Direction: Where a line of the listing below includes the word "Score", reproduce that line.
──────── Entries shown ────────
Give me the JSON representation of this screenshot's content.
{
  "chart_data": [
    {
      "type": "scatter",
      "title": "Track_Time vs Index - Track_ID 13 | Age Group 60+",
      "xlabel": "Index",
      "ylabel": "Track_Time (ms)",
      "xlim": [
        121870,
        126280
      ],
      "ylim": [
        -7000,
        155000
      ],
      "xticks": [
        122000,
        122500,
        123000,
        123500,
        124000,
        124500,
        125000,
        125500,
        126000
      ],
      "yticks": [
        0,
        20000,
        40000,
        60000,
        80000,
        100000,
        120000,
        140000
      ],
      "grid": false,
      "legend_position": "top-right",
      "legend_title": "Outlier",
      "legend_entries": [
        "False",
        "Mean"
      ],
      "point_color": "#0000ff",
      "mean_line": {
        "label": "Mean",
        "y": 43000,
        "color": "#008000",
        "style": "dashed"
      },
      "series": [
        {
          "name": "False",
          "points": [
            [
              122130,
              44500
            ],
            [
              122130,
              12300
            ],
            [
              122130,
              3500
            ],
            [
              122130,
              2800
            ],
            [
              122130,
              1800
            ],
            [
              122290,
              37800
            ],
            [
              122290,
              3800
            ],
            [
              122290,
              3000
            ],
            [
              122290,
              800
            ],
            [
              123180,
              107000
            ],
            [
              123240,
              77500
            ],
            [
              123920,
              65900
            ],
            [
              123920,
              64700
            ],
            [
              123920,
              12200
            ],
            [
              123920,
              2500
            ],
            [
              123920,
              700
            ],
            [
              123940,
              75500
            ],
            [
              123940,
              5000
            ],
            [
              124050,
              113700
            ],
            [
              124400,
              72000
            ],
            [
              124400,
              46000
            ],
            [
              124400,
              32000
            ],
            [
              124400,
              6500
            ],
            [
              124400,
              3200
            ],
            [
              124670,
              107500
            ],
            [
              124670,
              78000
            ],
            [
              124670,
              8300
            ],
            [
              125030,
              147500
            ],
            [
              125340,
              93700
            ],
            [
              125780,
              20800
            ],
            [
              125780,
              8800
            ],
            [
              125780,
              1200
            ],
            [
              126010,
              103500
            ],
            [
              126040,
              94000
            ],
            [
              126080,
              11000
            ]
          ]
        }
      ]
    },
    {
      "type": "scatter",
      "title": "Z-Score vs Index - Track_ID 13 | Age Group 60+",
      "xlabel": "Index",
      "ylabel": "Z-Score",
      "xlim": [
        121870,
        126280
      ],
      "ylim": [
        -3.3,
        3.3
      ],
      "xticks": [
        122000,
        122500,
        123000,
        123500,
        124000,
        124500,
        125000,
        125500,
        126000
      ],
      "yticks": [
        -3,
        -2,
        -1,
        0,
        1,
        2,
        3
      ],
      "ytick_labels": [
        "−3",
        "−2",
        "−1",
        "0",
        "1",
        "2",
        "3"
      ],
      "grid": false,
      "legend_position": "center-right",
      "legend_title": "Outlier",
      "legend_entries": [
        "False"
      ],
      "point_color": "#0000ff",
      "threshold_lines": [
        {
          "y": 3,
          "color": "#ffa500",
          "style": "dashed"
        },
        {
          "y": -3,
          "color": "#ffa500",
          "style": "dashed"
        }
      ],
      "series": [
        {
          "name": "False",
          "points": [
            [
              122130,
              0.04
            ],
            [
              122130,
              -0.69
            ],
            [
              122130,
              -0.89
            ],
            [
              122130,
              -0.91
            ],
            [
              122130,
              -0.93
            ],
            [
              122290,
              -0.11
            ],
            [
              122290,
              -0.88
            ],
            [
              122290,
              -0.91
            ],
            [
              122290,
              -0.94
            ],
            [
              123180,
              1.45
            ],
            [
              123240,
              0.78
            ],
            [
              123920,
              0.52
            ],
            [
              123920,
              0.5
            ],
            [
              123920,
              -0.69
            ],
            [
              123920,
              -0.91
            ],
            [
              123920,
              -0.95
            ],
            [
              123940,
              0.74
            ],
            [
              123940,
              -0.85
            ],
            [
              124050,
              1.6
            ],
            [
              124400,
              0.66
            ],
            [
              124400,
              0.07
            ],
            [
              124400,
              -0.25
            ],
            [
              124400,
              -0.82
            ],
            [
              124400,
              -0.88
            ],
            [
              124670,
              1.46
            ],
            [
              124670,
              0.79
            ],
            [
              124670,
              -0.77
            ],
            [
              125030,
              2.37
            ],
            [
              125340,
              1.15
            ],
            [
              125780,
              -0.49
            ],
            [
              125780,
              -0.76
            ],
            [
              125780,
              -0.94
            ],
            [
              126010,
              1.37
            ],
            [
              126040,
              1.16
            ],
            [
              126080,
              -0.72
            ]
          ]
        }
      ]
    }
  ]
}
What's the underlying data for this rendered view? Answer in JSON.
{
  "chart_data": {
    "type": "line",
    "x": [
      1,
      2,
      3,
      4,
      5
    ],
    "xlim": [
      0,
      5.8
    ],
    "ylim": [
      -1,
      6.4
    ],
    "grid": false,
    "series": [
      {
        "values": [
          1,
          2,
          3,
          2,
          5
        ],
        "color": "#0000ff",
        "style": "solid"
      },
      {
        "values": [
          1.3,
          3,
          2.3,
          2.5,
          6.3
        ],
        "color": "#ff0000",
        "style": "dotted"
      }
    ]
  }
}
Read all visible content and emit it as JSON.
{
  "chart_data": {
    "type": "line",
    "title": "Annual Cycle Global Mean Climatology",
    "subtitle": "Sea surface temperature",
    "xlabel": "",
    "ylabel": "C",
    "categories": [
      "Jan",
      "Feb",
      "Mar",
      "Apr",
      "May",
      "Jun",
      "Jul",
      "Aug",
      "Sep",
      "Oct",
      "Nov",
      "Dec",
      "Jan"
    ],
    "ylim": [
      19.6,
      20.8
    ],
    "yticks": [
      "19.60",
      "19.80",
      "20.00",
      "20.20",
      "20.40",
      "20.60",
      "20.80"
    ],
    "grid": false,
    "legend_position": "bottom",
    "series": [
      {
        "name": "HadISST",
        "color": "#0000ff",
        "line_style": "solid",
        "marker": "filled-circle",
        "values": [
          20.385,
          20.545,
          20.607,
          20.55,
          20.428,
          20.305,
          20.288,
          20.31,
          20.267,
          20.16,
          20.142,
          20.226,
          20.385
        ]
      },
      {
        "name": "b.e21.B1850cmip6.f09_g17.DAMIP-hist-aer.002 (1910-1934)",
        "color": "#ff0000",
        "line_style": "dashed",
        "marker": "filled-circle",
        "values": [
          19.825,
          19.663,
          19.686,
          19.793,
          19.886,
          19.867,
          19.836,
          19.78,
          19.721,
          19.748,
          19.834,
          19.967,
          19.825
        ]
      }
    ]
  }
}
────────
Finished task:
      "title": "Z-Score vs Index - Track_ID 13 | Age Group 60+",
      "ylabel": "Z-Score",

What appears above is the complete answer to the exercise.